++++ EXCERPTED RECORDS

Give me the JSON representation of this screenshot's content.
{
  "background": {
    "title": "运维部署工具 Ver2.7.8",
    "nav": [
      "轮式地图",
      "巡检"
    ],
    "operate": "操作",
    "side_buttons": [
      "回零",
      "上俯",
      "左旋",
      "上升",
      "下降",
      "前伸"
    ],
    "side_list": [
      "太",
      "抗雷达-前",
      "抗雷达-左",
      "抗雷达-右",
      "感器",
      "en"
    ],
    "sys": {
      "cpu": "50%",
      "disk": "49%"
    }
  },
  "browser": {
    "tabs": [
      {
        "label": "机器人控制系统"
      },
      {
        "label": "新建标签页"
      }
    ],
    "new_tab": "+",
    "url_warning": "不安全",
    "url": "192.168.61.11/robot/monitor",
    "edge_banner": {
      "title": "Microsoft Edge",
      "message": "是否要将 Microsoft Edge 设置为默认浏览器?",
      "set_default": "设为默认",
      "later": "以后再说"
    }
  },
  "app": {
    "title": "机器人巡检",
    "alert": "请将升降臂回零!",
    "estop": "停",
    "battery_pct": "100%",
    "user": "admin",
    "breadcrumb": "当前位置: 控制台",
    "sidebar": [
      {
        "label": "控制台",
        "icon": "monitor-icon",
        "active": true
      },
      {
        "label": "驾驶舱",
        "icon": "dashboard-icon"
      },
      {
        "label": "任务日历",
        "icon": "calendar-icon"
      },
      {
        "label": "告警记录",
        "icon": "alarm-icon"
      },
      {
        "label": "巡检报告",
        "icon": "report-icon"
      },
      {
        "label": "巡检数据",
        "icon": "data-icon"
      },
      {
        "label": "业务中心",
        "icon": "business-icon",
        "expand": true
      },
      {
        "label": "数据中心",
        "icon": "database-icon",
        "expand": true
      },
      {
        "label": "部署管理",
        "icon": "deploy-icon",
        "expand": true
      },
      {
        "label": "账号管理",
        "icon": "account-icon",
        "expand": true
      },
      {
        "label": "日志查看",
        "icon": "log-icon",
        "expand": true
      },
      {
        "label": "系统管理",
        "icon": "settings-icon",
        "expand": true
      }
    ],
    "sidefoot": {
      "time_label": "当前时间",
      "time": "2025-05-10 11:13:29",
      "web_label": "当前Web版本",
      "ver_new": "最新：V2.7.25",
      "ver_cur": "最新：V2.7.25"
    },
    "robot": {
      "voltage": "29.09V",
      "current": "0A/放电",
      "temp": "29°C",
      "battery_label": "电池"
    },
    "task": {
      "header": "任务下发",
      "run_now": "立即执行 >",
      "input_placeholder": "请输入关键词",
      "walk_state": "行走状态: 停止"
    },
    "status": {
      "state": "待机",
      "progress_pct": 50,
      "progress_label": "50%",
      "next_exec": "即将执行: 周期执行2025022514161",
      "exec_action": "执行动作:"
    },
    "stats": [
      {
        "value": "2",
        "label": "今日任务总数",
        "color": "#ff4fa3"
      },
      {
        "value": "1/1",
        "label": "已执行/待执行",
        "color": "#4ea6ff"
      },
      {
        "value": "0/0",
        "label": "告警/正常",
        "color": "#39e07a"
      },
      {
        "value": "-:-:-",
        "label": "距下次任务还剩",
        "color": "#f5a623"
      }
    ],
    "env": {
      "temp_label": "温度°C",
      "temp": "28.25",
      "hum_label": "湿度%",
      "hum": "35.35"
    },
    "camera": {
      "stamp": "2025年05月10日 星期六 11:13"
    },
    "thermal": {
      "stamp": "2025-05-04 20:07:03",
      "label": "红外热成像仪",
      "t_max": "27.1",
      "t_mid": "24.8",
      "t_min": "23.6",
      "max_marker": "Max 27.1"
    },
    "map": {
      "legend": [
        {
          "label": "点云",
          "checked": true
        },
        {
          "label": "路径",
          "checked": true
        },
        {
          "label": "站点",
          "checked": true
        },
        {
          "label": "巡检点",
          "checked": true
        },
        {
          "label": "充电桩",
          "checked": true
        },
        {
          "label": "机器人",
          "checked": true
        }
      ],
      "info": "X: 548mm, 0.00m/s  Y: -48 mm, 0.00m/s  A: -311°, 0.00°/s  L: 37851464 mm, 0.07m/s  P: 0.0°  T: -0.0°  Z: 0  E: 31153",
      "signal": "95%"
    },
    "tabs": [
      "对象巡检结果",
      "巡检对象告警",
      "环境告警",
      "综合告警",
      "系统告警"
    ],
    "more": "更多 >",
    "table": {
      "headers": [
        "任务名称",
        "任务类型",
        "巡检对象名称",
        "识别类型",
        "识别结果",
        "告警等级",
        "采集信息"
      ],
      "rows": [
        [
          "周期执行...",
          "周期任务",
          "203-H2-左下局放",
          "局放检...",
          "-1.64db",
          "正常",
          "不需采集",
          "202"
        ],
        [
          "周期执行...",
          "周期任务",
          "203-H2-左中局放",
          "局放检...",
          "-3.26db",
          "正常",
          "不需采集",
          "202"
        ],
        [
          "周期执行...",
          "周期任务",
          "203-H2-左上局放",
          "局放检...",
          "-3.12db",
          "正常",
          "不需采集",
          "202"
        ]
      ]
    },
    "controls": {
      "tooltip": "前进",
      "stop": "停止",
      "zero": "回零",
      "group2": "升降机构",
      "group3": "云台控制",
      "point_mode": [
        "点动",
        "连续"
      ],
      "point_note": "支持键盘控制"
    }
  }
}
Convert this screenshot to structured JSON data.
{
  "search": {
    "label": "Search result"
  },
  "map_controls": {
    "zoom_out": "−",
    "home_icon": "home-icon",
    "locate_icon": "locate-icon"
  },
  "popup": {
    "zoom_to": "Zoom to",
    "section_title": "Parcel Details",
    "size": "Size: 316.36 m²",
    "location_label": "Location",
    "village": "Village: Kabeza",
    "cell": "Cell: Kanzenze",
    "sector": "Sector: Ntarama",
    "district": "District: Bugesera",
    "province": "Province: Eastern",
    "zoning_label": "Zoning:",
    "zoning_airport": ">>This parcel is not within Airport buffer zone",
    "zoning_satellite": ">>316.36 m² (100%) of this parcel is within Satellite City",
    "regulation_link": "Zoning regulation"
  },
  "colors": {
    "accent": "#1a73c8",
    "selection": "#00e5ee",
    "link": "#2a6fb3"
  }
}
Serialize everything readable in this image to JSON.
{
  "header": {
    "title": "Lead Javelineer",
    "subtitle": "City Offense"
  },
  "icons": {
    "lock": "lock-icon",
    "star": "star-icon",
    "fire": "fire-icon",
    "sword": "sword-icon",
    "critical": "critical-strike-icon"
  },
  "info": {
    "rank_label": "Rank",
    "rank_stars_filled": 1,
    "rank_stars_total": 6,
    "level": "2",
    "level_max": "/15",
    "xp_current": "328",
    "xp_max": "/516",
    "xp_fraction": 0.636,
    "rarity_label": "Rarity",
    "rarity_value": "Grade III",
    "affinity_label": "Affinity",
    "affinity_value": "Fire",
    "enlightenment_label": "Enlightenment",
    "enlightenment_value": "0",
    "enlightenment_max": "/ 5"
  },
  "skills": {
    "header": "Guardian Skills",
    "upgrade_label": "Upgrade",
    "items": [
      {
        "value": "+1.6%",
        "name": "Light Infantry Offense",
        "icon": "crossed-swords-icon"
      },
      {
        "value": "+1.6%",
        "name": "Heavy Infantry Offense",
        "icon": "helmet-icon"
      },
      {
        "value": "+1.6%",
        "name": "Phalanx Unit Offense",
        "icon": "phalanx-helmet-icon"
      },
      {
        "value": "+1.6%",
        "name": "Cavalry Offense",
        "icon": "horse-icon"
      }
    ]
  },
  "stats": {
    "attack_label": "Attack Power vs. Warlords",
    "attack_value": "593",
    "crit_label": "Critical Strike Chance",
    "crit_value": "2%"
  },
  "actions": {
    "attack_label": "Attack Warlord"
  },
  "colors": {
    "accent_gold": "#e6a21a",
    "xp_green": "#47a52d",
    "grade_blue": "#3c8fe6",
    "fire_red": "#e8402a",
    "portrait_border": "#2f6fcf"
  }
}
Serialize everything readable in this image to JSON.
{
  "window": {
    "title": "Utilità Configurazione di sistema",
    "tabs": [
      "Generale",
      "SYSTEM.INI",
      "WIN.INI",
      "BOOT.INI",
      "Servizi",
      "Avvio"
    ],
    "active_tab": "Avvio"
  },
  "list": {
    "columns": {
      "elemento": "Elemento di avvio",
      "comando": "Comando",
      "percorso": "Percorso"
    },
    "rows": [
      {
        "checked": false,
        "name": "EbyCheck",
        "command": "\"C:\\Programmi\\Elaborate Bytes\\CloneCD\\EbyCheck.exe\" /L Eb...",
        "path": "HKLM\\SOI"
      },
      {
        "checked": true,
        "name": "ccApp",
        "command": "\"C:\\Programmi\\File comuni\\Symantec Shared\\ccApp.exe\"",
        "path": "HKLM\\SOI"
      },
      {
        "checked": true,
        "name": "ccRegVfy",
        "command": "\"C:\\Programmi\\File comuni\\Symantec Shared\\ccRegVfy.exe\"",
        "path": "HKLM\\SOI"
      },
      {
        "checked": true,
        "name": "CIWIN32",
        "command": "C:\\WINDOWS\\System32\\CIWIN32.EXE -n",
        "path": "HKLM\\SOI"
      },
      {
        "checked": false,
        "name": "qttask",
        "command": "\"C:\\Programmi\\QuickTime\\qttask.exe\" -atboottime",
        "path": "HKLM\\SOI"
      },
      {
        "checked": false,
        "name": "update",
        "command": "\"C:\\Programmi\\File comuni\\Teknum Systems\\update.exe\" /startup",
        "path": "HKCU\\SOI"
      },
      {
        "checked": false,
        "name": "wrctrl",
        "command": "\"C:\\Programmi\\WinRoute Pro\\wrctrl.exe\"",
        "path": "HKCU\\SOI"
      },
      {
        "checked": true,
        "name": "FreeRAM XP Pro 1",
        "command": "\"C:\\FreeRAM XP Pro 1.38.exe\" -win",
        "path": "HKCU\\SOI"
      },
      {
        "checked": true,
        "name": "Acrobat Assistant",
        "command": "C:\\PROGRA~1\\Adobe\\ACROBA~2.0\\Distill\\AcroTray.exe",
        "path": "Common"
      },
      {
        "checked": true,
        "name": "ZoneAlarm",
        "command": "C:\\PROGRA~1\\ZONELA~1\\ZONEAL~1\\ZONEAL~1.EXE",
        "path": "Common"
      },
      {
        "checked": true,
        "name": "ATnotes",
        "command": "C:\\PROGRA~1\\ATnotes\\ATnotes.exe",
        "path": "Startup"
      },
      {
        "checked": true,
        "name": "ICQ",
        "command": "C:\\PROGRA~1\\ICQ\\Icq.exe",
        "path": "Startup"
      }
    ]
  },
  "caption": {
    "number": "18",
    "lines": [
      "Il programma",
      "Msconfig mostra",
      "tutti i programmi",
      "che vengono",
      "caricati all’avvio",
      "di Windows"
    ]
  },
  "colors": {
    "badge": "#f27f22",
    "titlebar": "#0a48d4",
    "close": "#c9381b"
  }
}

++++++++

- _TASK_
Your answer should be a single number: the count of lines in these records that hold the string "Offense".

- _TASK RESPONSE_
5